━━ Extracted entries ━━
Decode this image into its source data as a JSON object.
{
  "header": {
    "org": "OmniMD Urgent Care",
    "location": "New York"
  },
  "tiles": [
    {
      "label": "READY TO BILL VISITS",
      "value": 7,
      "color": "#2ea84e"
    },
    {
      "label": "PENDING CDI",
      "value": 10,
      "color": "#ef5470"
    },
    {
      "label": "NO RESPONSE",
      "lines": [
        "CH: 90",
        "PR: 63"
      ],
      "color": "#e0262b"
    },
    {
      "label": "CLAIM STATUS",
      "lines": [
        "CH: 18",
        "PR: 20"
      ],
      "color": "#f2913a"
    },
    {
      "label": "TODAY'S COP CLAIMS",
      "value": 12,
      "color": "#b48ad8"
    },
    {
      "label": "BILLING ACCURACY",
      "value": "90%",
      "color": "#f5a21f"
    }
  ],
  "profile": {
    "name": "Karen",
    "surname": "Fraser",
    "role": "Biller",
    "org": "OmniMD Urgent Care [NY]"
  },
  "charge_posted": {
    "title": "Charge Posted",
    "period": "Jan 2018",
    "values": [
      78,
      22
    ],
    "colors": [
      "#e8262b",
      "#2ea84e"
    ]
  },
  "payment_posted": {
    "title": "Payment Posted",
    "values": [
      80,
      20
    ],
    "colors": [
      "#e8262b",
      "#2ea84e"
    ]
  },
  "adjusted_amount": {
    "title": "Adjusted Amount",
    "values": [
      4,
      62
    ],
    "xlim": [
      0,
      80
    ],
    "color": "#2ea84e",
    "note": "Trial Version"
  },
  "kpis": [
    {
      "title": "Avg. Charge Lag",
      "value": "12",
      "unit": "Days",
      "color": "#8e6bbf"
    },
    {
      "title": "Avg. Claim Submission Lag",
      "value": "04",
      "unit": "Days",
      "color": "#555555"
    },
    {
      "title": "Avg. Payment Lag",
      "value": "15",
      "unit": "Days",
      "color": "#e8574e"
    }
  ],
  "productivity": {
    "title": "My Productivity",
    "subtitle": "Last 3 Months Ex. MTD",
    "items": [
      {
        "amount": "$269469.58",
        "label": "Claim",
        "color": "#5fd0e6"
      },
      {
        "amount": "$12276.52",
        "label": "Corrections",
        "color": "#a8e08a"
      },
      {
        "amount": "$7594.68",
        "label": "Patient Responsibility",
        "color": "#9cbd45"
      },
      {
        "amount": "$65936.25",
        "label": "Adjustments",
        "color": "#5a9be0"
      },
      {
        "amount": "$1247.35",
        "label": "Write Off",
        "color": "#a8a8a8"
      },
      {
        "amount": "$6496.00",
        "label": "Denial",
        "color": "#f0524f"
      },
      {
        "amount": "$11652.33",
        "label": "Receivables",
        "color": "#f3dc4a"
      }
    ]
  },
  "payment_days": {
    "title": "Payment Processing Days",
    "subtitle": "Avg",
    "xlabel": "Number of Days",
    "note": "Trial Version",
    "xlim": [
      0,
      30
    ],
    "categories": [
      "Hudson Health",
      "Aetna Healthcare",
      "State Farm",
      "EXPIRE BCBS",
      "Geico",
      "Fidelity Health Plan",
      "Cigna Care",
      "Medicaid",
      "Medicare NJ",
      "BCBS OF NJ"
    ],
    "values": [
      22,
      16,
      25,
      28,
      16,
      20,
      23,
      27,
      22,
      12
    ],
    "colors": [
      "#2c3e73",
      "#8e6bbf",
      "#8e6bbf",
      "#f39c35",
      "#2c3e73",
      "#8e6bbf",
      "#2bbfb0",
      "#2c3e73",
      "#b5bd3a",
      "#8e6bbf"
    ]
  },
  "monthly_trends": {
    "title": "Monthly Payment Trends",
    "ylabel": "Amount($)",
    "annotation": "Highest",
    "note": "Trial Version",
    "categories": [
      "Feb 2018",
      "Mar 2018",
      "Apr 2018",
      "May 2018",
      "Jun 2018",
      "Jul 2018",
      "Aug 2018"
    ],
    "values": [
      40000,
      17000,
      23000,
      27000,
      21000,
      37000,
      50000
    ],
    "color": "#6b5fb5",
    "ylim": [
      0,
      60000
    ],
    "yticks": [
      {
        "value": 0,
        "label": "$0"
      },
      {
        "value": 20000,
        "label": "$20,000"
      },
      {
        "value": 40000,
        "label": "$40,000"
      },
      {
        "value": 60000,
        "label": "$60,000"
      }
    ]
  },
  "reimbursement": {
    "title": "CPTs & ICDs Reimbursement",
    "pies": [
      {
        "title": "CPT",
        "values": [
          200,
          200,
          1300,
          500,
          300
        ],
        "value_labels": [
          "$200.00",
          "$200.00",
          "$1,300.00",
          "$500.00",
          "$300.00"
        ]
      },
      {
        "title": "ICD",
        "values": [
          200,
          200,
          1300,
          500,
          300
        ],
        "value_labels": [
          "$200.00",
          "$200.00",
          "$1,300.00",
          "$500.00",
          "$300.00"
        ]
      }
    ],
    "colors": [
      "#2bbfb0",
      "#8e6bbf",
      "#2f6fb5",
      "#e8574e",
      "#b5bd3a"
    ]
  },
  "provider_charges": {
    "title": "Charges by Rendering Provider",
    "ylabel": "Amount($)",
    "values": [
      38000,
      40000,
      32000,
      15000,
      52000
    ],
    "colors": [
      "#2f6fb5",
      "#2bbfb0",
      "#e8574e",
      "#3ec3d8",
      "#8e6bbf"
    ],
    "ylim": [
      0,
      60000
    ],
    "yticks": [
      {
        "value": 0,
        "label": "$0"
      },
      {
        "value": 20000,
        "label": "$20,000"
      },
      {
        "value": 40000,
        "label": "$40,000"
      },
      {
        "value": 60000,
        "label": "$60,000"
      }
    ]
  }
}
━━━
Set task
State how many lines in the entries above include the word "subtitle"; reply with the number alone.

Answer to this task
2